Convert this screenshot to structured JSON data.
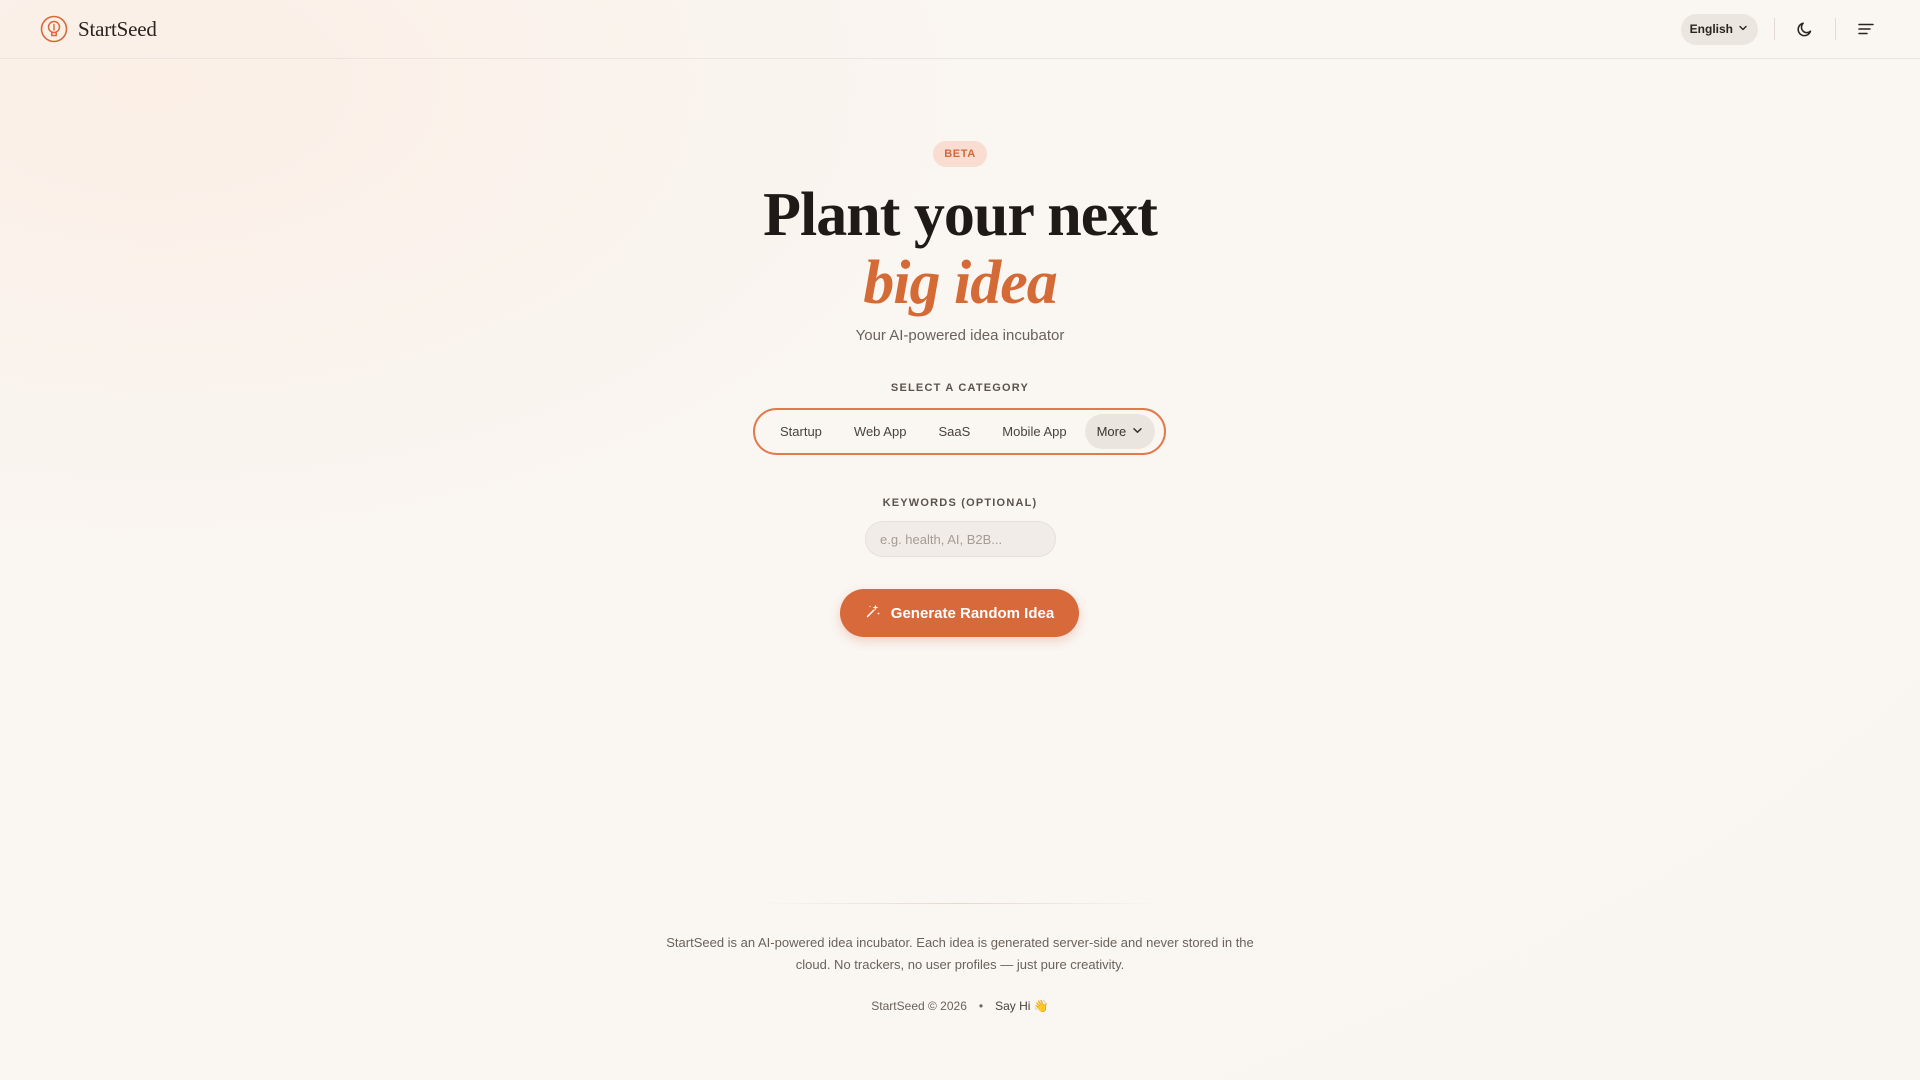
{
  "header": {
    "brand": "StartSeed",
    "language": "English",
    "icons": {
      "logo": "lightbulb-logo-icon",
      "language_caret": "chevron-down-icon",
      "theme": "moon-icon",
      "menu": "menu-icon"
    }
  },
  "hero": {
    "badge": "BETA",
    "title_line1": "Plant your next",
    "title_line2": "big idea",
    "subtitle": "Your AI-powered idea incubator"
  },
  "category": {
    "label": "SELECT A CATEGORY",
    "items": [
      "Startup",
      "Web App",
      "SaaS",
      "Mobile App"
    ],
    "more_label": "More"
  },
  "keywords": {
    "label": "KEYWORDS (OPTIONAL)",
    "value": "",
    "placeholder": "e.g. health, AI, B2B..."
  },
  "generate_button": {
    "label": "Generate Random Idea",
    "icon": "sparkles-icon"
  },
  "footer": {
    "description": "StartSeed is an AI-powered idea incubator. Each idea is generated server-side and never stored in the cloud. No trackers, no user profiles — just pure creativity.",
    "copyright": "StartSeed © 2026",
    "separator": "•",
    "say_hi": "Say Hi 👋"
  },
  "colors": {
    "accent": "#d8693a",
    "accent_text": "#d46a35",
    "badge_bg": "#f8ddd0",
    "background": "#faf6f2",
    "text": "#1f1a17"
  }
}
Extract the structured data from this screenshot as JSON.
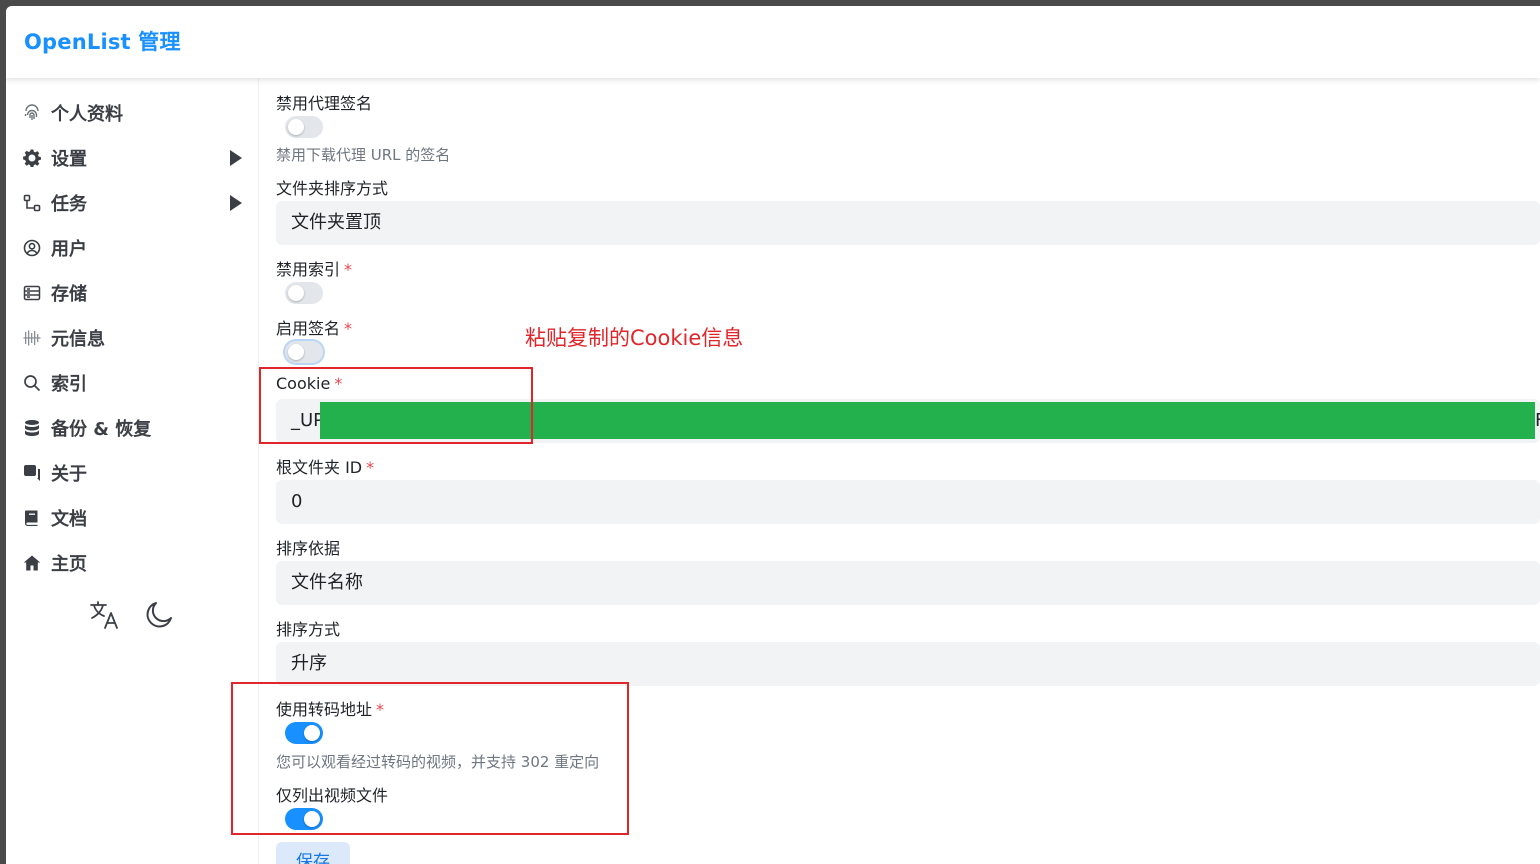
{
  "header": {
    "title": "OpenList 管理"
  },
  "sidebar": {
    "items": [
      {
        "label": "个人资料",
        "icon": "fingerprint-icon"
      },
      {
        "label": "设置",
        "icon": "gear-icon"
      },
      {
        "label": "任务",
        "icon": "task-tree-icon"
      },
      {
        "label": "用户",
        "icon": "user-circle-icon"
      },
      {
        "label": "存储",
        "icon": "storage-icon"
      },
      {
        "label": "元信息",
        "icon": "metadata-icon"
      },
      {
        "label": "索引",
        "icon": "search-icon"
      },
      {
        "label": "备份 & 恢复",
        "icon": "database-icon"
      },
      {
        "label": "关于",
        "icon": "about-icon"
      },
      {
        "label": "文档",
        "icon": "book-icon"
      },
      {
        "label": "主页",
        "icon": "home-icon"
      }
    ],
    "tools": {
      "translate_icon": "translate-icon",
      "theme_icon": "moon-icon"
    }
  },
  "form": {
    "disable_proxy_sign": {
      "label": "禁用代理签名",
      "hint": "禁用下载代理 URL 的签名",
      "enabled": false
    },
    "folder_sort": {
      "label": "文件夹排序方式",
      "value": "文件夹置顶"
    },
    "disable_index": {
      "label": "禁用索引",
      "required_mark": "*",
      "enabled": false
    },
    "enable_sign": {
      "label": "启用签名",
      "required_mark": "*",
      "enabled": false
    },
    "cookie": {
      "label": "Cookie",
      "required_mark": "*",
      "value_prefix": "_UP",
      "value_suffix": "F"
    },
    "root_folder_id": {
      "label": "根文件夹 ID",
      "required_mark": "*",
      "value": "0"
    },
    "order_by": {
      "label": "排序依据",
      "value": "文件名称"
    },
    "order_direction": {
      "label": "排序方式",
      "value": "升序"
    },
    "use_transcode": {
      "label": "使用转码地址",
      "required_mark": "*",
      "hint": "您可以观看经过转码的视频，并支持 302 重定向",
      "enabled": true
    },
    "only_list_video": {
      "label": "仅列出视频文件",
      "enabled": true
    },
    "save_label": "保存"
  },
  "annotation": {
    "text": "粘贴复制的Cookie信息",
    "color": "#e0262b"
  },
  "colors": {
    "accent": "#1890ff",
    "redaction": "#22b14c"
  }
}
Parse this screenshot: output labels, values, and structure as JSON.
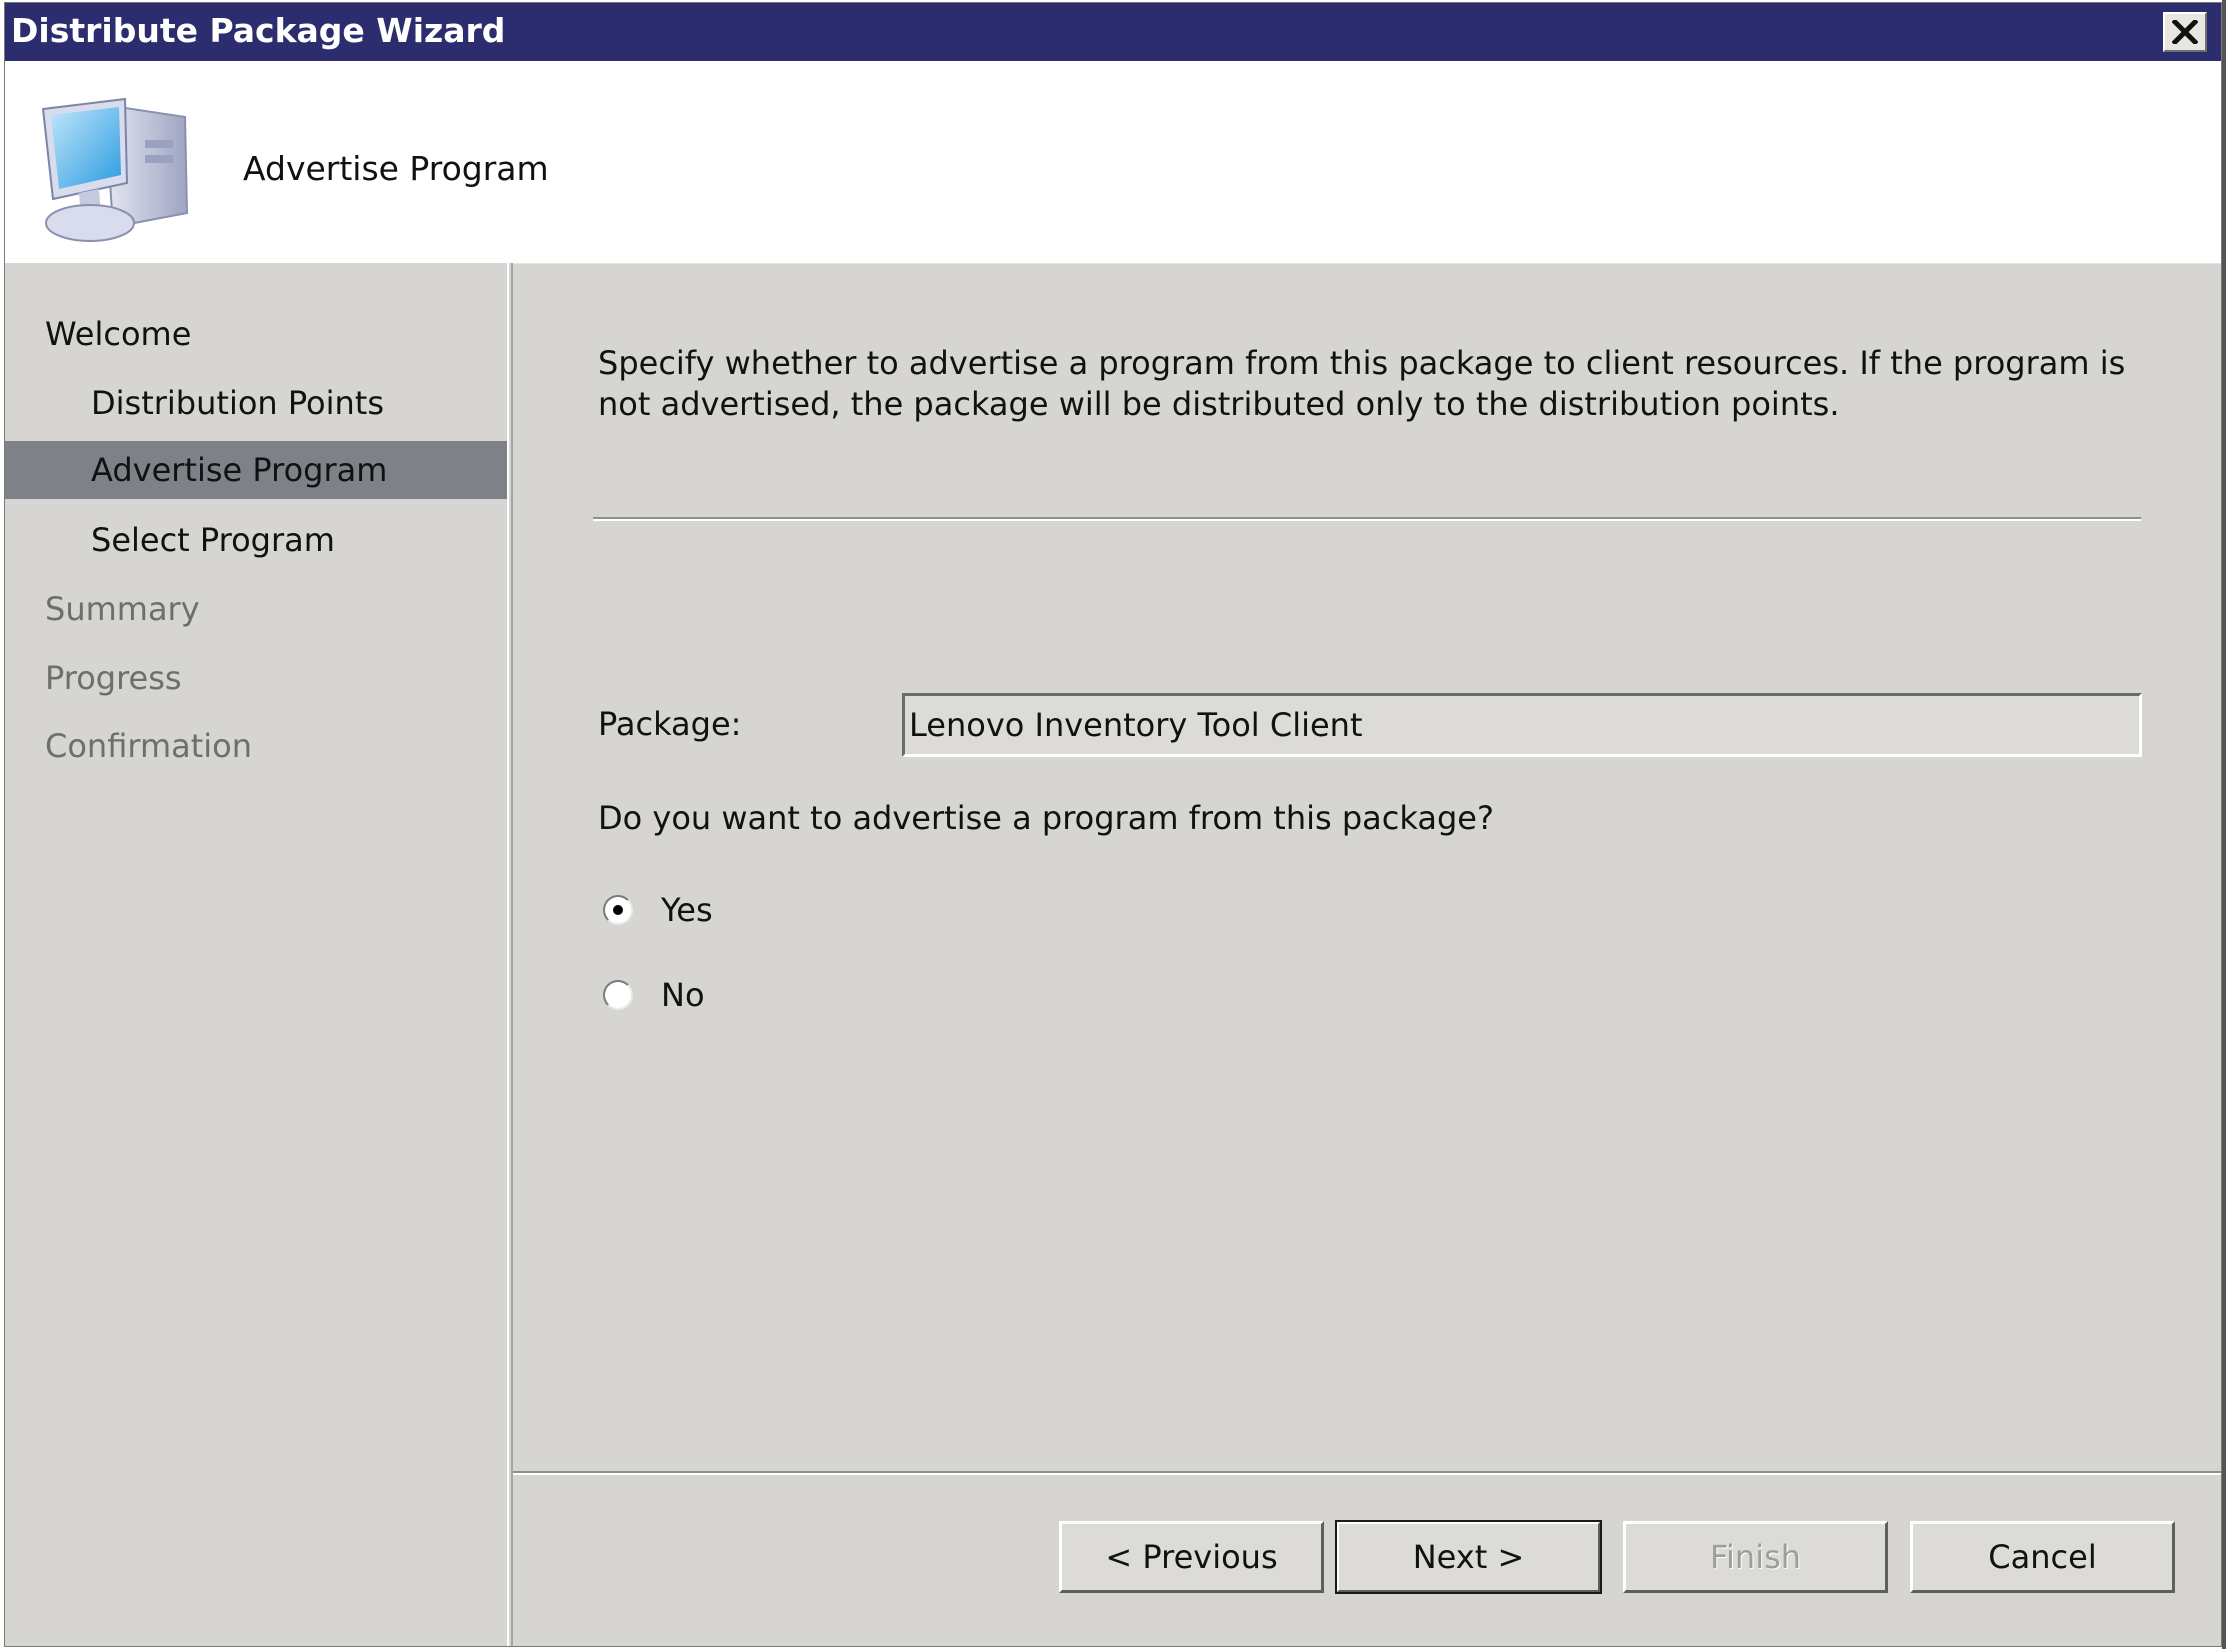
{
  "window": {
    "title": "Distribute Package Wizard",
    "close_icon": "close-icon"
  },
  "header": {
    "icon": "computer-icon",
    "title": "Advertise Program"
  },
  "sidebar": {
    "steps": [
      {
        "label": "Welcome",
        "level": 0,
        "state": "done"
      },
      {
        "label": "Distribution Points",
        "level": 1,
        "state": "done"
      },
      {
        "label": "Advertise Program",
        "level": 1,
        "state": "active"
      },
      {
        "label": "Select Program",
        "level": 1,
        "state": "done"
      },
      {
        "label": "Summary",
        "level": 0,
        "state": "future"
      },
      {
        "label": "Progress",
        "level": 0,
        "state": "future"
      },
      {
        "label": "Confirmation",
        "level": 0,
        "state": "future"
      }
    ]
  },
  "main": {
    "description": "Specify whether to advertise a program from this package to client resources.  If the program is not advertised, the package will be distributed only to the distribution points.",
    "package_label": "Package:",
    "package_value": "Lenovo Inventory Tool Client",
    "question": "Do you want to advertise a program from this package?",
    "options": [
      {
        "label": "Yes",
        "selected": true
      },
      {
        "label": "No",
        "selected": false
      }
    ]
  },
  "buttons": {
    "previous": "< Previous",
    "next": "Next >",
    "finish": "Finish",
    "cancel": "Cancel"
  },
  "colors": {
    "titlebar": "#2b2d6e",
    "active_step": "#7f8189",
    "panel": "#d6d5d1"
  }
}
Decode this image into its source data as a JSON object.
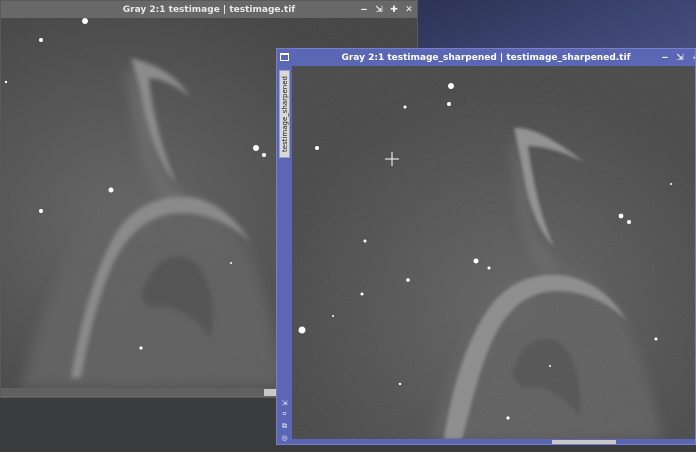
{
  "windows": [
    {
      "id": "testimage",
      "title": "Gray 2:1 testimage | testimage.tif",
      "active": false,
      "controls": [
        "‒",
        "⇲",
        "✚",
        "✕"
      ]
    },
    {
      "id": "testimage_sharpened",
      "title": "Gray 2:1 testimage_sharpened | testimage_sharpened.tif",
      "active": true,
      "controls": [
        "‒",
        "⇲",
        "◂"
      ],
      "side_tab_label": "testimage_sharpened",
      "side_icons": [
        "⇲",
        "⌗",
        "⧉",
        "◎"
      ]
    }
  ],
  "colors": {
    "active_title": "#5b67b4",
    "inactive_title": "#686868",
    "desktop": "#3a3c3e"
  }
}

********************

To do
From the records above, copy every line that holds the word "StartSeed".

Answer to the task
    "brand": "StartSeed",
    "description": "StartSeed is an AI-powered idea incubator. Each idea is generated server-side and never stored in the cloud. No trackers, no user profiles — just pure creativity.",
    "copyright": "StartSeed © 2026",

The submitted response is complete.